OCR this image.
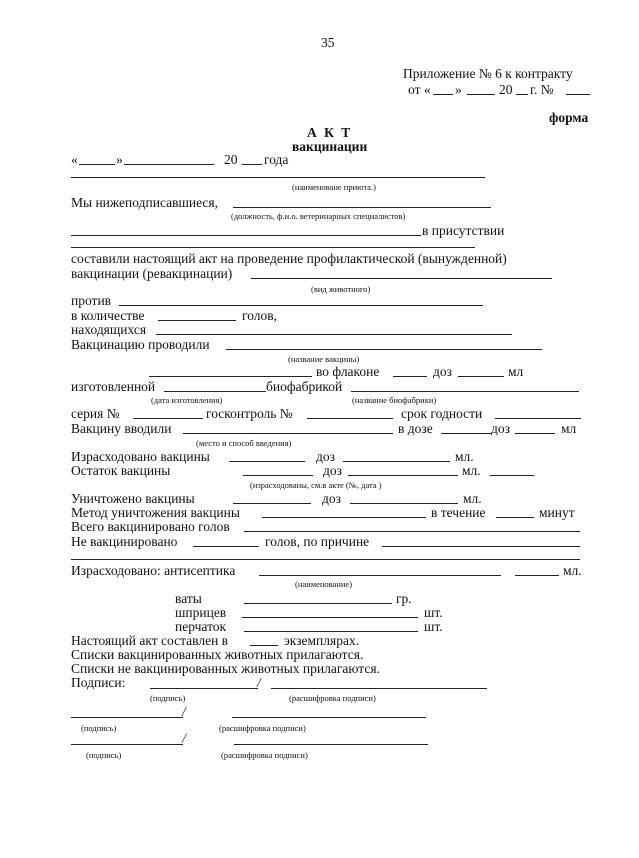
35
Приложение № 6 к контракту
от « »	20 г. №
форма
А К Т
вакцинации
«	»	20 года
(наименоване приюта.)
Мы нижеподписавшиеся,
(должность, ф.и.о. ветеринарных специалистов)
в присутствии
составили настоящий акт на проведение профилактической (вынужденной)
вакцинации (ревакцинации)
(вид животного)
против
в количестве	голов,
находящихся
Вакцинацию проводили
(название вакцины)
во флаконе	доз	мл
изготовленной	биофабрикой
(дата изготовления)	(название биофабрики)
серия №	госконтроль №	срок годности
Вакцину вводили	в дозе	доз	мл
(место и способ введения)
Израсходовано вакцины	доз	мл.
Остаток вакцины	доз	мл.
(израсходованы, см.в акте (№, дата )
Уничтожено вакцины	доз	мл.
Метод уничтожения вакцины	в течение	минут
Всего вакцинировано голов
Не вакцинировано	голов, по причине
Израсходовано: антисептика	мл.
(наименование)
ваты	гр.
шприцев	шт.
перчаток	шт.
Настоящий акт составлен в	экземплярах.
Списки вакцинированных животных прилагаются.
Списки не вакцинированных животных прилагаются.
Подписи:	/
(подпись)	(расшифровка подписи)
/
(подпись)	(расшифровка подписи)
/
(подпись)	(расшифровка подписи)
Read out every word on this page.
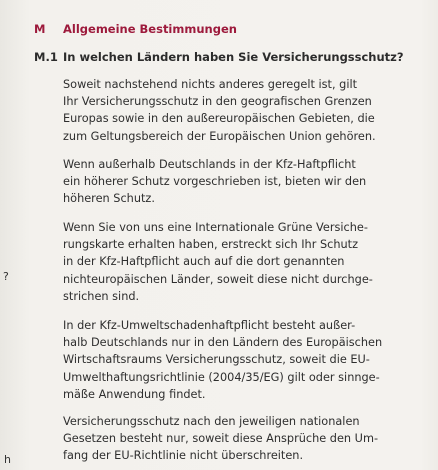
?
h
M Allgemeine Bestimmungen
M.1 In welchen Ländern haben Sie Versicherungsschutz?
Soweit nachstehend nichts anderes geregelt ist, gilt
Ihr Versicherungsschutz in den geografischen Grenzen
Europas sowie in den außereuropäischen Gebieten, die
zum Geltungsbereich der Europäischen Union gehören.
Wenn außerhalb Deutschlands in der Kfz-Haftpflicht
ein höherer Schutz vorgeschrieben ist, bieten wir den
höheren Schutz.
Wenn Sie von uns eine Internationale Grüne Versiche-
rungskarte erhalten haben, erstreckt sich Ihr Schutz
in der Kfz-Haftpflicht auch auf die dort genannten
nichteuropäischen Länder, soweit diese nicht durchge-
strichen sind.
In der Kfz-Umweltschadenhaftpflicht besteht außer-
halb Deutschlands nur in den Ländern des Europäischen
Wirtschaftsraums Versicherungsschutz, soweit die EU-
Umwelthaftungsrichtlinie (2004/35/EG) gilt oder sinnge-
mäße Anwendung findet.
Versicherungsschutz nach den jeweiligen nationalen
Gesetzen besteht nur, soweit diese Ansprüche den Um-
fang der EU-Richtlinie nicht überschreiten.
^^^^^^^^^^^^^^^^
Every line of the material is to be quoted exactly, with no pictures carried over.

Reply to the task:
OCR this image.
35
Приложение № 6 к контракту
от « »	20 г. №
форма
А К Т
вакцинации
«	»	20 года
(наименоване приюта.)
Мы нижеподписавшиеся,
(должность, ф.и.о. ветеринарных специалистов)
в присутствии
составили настоящий акт на проведение профилактической (вынужденной)
вакцинации (ревакцинации)
(вид животного)
против
в количестве	голов,
находящихся
Вакцинацию проводили
(название вакцины)
во флаконе	доз	мл
изготовленной	биофабрикой
(дата изготовления)	(название биофабрики)
серия №	госконтроль №	срок годности
Вакцину вводили	в дозе	доз	мл
(место и способ введения)
Израсходовано вакцины	доз	мл.
Остаток вакцины	доз	мл.
(израсходованы, см.в акте (№, дата )
Уничтожено вакцины	доз	мл.
Метод уничтожения вакцины	в течение	минут
Всего вакцинировано голов
Не вакцинировано	голов, по причине
Израсходовано: антисептика	мл.
(наименование)
ваты	гр.
шприцев	шт.
перчаток	шт.
Настоящий акт составлен в	экземплярах.
Списки вакцинированных животных прилагаются.
Списки не вакцинированных животных прилагаются.
Подписи:	/
(подпись)	(расшифровка подписи)
/
(подпись)	(расшифровка подписи)
/
(подпись)	(расшифровка подписи)
Read out every word on this page.
?
h
M Allgemeine Bestimmungen
M.1 In welchen Ländern haben Sie Versicherungsschutz?
Soweit nachstehend nichts anderes geregelt ist, gilt
Ihr Versicherungsschutz in den geografischen Grenzen
Europas sowie in den außereuropäischen Gebieten, die
zum Geltungsbereich der Europäischen Union gehören.
Wenn außerhalb Deutschlands in der Kfz-Haftpflicht
ein höherer Schutz vorgeschrieben ist, bieten wir den
höheren Schutz.
Wenn Sie von uns eine Internationale Grüne Versiche-
rungskarte erhalten haben, erstreckt sich Ihr Schutz
in der Kfz-Haftpflicht auch auf die dort genannten
nichteuropäischen Länder, soweit diese nicht durchge-
strichen sind.
In der Kfz-Umweltschadenhaftpflicht besteht außer-
halb Deutschlands nur in den Ländern des Europäischen
Wirtschaftsraums Versicherungsschutz, soweit die EU-
Umwelthaftungsrichtlinie (2004/35/EG) gilt oder sinnge-
mäße Anwendung findet.
Versicherungsschutz nach den jeweiligen nationalen
Gesetzen besteht nur, soweit diese Ansprüche den Um-
fang der EU-Richtlinie nicht überschreiten.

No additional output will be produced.